(A block of data)
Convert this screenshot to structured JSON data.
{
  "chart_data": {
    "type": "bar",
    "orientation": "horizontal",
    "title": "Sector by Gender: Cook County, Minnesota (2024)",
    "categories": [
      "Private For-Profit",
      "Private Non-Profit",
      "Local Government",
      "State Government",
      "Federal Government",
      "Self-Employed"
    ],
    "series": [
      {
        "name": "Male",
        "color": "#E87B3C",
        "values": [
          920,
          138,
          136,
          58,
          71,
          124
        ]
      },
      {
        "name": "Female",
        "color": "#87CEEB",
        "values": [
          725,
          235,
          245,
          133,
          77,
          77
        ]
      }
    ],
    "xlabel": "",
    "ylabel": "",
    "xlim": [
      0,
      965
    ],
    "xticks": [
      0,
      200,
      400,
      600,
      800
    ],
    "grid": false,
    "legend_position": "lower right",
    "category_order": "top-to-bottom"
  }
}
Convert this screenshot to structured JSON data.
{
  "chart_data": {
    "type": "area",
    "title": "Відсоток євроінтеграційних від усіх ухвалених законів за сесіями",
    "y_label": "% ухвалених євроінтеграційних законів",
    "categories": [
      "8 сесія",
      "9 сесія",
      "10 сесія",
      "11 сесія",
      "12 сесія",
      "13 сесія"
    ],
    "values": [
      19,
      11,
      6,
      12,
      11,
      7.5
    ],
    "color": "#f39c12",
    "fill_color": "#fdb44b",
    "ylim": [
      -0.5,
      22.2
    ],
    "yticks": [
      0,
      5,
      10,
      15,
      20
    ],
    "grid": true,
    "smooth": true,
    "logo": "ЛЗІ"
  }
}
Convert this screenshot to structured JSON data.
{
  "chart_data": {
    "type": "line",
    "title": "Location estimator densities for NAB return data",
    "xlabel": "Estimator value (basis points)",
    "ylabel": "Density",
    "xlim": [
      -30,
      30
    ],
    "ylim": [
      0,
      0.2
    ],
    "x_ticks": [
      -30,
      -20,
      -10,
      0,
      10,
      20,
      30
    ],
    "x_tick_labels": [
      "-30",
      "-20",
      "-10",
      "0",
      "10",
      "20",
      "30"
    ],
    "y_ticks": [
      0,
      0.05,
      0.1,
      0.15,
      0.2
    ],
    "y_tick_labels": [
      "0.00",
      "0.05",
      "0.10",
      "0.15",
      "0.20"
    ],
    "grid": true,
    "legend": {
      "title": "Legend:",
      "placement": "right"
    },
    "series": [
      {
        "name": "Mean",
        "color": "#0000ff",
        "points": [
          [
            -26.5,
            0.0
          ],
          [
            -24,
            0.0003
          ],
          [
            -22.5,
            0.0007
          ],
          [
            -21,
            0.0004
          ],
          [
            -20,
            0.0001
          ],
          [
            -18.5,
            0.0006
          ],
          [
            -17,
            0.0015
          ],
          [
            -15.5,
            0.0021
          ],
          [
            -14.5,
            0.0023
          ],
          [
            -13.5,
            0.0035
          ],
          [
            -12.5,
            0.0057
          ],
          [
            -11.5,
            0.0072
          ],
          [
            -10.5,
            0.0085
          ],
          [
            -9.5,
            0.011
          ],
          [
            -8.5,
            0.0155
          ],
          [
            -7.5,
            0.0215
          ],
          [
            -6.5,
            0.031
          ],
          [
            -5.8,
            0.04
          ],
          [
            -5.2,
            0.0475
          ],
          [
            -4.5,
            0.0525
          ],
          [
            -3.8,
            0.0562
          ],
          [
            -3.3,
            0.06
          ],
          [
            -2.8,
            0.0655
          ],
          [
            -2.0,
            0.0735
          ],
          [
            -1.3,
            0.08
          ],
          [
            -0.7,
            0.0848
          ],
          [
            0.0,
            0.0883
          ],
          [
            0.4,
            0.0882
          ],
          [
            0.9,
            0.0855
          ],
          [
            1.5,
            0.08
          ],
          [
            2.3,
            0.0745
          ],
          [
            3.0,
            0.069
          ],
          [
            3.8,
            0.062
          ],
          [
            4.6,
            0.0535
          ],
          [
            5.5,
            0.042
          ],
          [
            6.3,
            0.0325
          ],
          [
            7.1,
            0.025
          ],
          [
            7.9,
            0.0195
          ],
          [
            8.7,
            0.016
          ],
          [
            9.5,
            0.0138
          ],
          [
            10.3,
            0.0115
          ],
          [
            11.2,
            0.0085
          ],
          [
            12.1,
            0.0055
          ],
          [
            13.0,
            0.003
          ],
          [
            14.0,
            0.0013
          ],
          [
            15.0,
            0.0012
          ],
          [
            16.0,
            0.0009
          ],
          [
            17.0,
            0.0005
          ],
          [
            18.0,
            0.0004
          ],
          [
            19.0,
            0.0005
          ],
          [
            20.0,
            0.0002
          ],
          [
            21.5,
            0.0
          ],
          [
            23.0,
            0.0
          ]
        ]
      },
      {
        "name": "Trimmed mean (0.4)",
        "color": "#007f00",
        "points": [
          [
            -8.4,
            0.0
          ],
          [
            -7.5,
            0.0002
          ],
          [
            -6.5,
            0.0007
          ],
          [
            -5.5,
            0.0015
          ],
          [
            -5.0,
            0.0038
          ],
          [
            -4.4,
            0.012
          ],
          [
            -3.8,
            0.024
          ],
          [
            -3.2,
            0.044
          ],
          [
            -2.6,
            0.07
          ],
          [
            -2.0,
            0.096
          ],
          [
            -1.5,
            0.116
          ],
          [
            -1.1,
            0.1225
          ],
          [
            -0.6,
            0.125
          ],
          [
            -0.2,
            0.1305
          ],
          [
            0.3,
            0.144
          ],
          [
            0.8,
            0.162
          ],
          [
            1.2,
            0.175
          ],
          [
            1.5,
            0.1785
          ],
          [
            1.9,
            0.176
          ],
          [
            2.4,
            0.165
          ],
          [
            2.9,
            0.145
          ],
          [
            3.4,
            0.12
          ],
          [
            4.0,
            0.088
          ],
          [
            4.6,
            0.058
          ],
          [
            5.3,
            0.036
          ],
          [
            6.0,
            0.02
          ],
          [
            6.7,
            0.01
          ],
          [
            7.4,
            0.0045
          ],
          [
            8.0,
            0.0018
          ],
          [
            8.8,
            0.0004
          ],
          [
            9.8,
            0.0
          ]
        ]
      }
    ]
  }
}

== PROBLEM DESCRIPTION ==
Look through the material above. Copy each line where the word "name" appears.

== REPLY ==
        "name": "Male",
        "name": "Female",
        "name": "Mean",
        "name": "Trimmed mean (0.4)",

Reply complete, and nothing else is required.